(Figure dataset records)
****************
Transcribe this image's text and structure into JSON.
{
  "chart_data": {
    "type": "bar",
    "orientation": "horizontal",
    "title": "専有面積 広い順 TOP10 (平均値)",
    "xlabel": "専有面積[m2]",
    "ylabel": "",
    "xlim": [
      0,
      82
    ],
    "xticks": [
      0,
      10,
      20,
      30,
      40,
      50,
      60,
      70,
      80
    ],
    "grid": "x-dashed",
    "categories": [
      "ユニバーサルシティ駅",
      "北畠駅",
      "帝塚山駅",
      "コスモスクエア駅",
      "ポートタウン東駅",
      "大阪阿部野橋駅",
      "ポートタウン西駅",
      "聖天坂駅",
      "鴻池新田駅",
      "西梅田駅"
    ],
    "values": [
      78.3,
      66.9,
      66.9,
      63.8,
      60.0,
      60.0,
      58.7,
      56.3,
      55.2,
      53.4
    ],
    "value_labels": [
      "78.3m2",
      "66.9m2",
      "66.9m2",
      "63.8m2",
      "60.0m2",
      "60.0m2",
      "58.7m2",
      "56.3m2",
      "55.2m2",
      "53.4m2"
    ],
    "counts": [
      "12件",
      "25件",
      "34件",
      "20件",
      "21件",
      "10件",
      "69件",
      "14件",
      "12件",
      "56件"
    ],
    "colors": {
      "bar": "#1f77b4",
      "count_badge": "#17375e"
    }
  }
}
****************
JOB
Transcribe the material above word for word.

EXPECTED ANSWER
Transcribe this image's text and structure into JSON.
{
  "chart_data": {
    "type": "bar",
    "orientation": "horizontal",
    "title": "専有面積 広い順 TOP10 (平均値)",
    "xlabel": "専有面積[m2]",
    "ylabel": "",
    "xlim": [
      0,
      82
    ],
    "xticks": [
      0,
      10,
      20,
      30,
      40,
      50,
      60,
      70,
      80
    ],
    "grid": "x-dashed",
    "categories": [
      "ユニバーサルシティ駅",
      "北畠駅",
      "帝塚山駅",
      "コスモスクエア駅",
      "ポートタウン東駅",
      "大阪阿部野橋駅",
      "ポートタウン西駅",
      "聖天坂駅",
      "鴻池新田駅",
      "西梅田駅"
    ],
    "values": [
      78.3,
      66.9,
      66.9,
      63.8,
      60.0,
      60.0,
      58.7,
      56.3,
      55.2,
      53.4
    ],
    "value_labels": [
      "78.3m2",
      "66.9m2",
      "66.9m2",
      "63.8m2",
      "60.0m2",
      "60.0m2",
      "58.7m2",
      "56.3m2",
      "55.2m2",
      "53.4m2"
    ],
    "counts": [
      "12件",
      "25件",
      "34件",
      "20件",
      "21件",
      "10件",
      "69件",
      "14件",
      "12件",
      "56件"
    ],
    "colors": {
      "bar": "#1f77b4",
      "count_badge": "#17375e"
    }
  }
}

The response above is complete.